>> start TASK INPUT

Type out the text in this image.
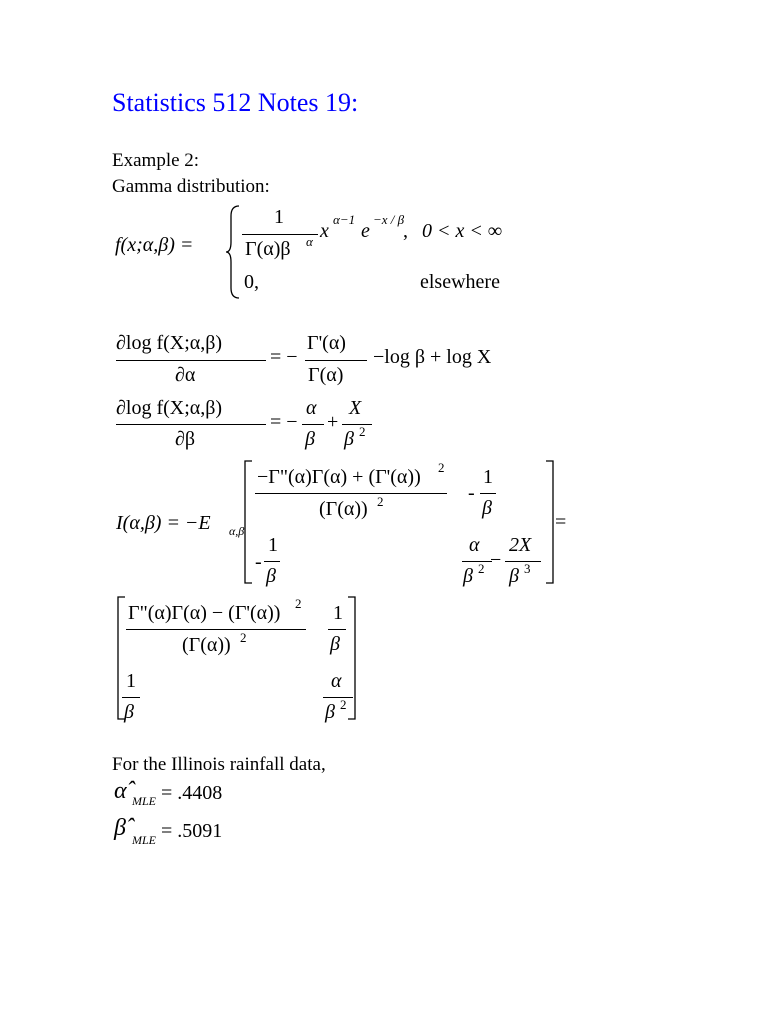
Statistics 512 Notes 19:
Example 2:
Gamma distribution:
f(x;α,β) =
1
Γ(α)β α x
α−1
e
−x / β
, 0 < x < ∞
0,	elsewhere
∂log f(X;α,β)
∂α
= −
Γ'(α)
Γ(α)
−log β + log X
∂log f(X;α,β)
∂β
= −
α
β
+
X
β 2
I(α,β) = −E α,β
−Γ"(α)Γ(α) + (Γ'(α)) 2
(Γ(α)) 2	-
1
β
-
1
β
α
β 2 −
2X
β 3
=
Γ"(α)Γ(α) − (Γ'(α)) 2
(Γ(α)) 2
1
β
1
β
α
β 2
For the Illinois rainfall data,
α̂ MLE = .4408
β̂ MLE = .5091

>> end TASK INPUT

TO BE DONE: Without the pictures, write out every entry precisely as it appears.

WRITTEN RESPONSE:
Type out the text in this image.
Statistics 512 Notes 19:
Example 2:
Gamma distribution:
f(x;α,β) =
1
Γ(α)β α x
α−1
e
−x / β
, 0 < x < ∞
0,	elsewhere
∂log f(X;α,β)
∂α
= −
Γ'(α)
Γ(α)
−log β + log X
∂log f(X;α,β)
∂β
= −
α
β
+
X
β 2
I(α,β) = −E α,β
−Γ"(α)Γ(α) + (Γ'(α)) 2
(Γ(α)) 2	-
1
β
-
1
β
α
β 2 −
2X
β 3
=
Γ"(α)Γ(α) − (Γ'(α)) 2
(Γ(α)) 2
1
β
1
β
α
β 2
For the Illinois rainfall data,
α̂ MLE = .4408
β̂ MLE = .5091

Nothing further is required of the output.